▶ WHAT IS BEING ASKED:
Write out the full listing again, exactly as it stands.
○ ○ ○
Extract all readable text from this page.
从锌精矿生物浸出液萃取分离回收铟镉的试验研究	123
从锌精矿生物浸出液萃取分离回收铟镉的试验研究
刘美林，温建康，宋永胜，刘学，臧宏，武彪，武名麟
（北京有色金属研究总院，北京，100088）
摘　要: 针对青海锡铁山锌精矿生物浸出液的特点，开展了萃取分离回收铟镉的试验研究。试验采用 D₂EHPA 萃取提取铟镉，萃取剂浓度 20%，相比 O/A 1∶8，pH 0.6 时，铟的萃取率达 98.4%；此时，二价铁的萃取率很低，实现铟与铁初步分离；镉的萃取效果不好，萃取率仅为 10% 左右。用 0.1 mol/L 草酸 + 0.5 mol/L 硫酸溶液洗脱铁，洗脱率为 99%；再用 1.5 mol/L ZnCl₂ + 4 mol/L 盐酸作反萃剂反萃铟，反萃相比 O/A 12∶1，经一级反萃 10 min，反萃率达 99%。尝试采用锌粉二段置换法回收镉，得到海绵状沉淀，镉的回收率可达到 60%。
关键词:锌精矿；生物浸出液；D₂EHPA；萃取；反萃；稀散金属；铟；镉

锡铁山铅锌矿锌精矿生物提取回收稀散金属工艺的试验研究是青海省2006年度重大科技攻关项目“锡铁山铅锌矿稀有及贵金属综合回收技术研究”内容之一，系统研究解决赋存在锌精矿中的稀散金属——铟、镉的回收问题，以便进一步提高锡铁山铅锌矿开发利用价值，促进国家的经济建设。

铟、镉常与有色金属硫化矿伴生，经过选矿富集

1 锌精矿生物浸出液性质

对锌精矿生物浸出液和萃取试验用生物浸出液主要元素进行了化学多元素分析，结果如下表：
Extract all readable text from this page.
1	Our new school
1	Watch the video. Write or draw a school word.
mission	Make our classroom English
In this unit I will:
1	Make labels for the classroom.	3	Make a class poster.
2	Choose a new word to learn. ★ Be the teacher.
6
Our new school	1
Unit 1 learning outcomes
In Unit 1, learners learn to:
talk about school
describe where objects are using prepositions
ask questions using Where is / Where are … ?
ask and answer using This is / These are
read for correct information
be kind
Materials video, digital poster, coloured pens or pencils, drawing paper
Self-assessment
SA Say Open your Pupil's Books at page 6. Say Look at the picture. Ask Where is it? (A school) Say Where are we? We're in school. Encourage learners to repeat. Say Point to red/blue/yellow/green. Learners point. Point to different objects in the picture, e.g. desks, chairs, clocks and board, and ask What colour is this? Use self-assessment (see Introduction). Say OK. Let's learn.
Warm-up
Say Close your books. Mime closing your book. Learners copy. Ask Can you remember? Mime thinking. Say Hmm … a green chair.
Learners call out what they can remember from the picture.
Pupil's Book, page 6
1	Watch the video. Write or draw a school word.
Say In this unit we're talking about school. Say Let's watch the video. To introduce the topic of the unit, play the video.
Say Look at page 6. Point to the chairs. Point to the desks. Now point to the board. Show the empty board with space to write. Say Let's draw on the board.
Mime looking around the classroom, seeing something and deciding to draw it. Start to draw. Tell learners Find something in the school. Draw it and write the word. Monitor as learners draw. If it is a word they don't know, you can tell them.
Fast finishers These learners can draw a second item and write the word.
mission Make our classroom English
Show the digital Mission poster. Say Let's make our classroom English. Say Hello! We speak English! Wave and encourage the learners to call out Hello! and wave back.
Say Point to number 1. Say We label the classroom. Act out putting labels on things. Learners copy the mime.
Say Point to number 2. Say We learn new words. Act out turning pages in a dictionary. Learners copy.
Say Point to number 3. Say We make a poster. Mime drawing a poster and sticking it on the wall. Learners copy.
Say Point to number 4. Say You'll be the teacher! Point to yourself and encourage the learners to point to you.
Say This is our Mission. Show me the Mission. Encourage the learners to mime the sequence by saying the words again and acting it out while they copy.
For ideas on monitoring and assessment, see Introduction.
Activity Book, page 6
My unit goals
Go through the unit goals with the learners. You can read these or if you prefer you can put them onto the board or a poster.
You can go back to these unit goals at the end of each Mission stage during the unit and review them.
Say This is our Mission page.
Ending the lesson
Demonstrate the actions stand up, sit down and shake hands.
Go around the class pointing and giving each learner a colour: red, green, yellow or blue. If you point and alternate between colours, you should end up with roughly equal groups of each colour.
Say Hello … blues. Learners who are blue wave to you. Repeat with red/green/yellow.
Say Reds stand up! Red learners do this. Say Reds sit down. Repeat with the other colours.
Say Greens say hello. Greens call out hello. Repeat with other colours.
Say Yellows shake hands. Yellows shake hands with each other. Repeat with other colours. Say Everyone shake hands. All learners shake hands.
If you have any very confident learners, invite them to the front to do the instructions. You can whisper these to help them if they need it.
○ ○ ○
▶ TASK RESULT:
Extract all readable text from this page.
从锌精矿生物浸出液萃取分离回收铟镉的试验研究	123
从锌精矿生物浸出液萃取分离回收铟镉的试验研究
刘美林，温建康，宋永胜，刘学，臧宏，武彪，武名麟
（北京有色金属研究总院，北京，100088）
摘　要: 针对青海锡铁山锌精矿生物浸出液的特点，开展了萃取分离回收铟镉的试验研究。试验采用 D₂EHPA 萃取提取铟镉，萃取剂浓度 20%，相比 O/A 1∶8，pH 0.6 时，铟的萃取率达 98.4%；此时，二价铁的萃取率很低，实现铟与铁初步分离；镉的萃取效果不好，萃取率仅为 10% 左右。用 0.1 mol/L 草酸 + 0.5 mol/L 硫酸溶液洗脱铁，洗脱率为 99%；再用 1.5 mol/L ZnCl₂ + 4 mol/L 盐酸作反萃剂反萃铟，反萃相比 O/A 12∶1，经一级反萃 10 min，反萃率达 99%。尝试采用锌粉二段置换法回收镉，得到海绵状沉淀，镉的回收率可达到 60%。
关键词:锌精矿；生物浸出液；D₂EHPA；萃取；反萃；稀散金属；铟；镉

锡铁山铅锌矿锌精矿生物提取回收稀散金属工艺的试验研究是青海省2006年度重大科技攻关项目“锡铁山铅锌矿稀有及贵金属综合回收技术研究”内容之一，系统研究解决赋存在锌精矿中的稀散金属——铟、镉的回收问题，以便进一步提高锡铁山铅锌矿开发利用价值，促进国家的经济建设。

铟、镉常与有色金属硫化矿伴生，经过选矿富集

1 锌精矿生物浸出液性质

对锌精矿生物浸出液和萃取试验用生物浸出液主要元素进行了化学多元素分析，结果如下表：
Extract all readable text from this page.
1	Our new school
1	Watch the video. Write or draw a school word.
mission	Make our classroom English
In this unit I will:
1	Make labels for the classroom.	3	Make a class poster.
2	Choose a new word to learn. ★ Be the teacher.
6
Our new school	1
Unit 1 learning outcomes
In Unit 1, learners learn to:
talk about school
describe where objects are using prepositions
ask questions using Where is / Where are … ?
ask and answer using This is / These are
read for correct information
be kind
Materials video, digital poster, coloured pens or pencils, drawing paper
Self-assessment
SA Say Open your Pupil's Books at page 6. Say Look at the picture. Ask Where is it? (A school) Say Where are we? We're in school. Encourage learners to repeat. Say Point to red/blue/yellow/green. Learners point. Point to different objects in the picture, e.g. desks, chairs, clocks and board, and ask What colour is this? Use self-assessment (see Introduction). Say OK. Let's learn.
Warm-up
Say Close your books. Mime closing your book. Learners copy. Ask Can you remember? Mime thinking. Say Hmm … a green chair.
Learners call out what they can remember from the picture.
Pupil's Book, page 6
1	Watch the video. Write or draw a school word.
Say In this unit we're talking about school. Say Let's watch the video. To introduce the topic of the unit, play the video.
Say Look at page 6. Point to the chairs. Point to the desks. Now point to the board. Show the empty board with space to write. Say Let's draw on the board.
Mime looking around the classroom, seeing something and deciding to draw it. Start to draw. Tell learners Find something in the school. Draw it and write the word. Monitor as learners draw. If it is a word they don't know, you can tell them.
Fast finishers These learners can draw a second item and write the word.
mission Make our classroom English
Show the digital Mission poster. Say Let's make our classroom English. Say Hello! We speak English! Wave and encourage the learners to call out Hello! and wave back.
Say Point to number 1. Say We label the classroom. Act out putting labels on things. Learners copy the mime.
Say Point to number 2. Say We learn new words. Act out turning pages in a dictionary. Learners copy.
Say Point to number 3. Say We make a poster. Mime drawing a poster and sticking it on the wall. Learners copy.
Say Point to number 4. Say You'll be the teacher! Point to yourself and encourage the learners to point to you.
Say This is our Mission. Show me the Mission. Encourage the learners to mime the sequence by saying the words again and acting it out while they copy.
For ideas on monitoring and assessment, see Introduction.
Activity Book, page 6
My unit goals
Go through the unit goals with the learners. You can read these or if you prefer you can put them onto the board or a poster.
You can go back to these unit goals at the end of each Mission stage during the unit and review them.
Say This is our Mission page.
Ending the lesson
Demonstrate the actions stand up, sit down and shake hands.
Go around the class pointing and giving each learner a colour: red, green, yellow or blue. If you point and alternate between colours, you should end up with roughly equal groups of each colour.
Say Hello … blues. Learners who are blue wave to you. Repeat with red/green/yellow.
Say Reds stand up! Red learners do this. Say Reds sit down. Repeat with the other colours.
Say Greens say hello. Greens call out hello. Repeat with other colours.
Say Yellows shake hands. Yellows shake hands with each other. Repeat with other colours. Say Everyone shake hands. All learners shake hands.
If you have any very confident learners, invite them to the front to do the instructions. You can whisper these to help them if they need it.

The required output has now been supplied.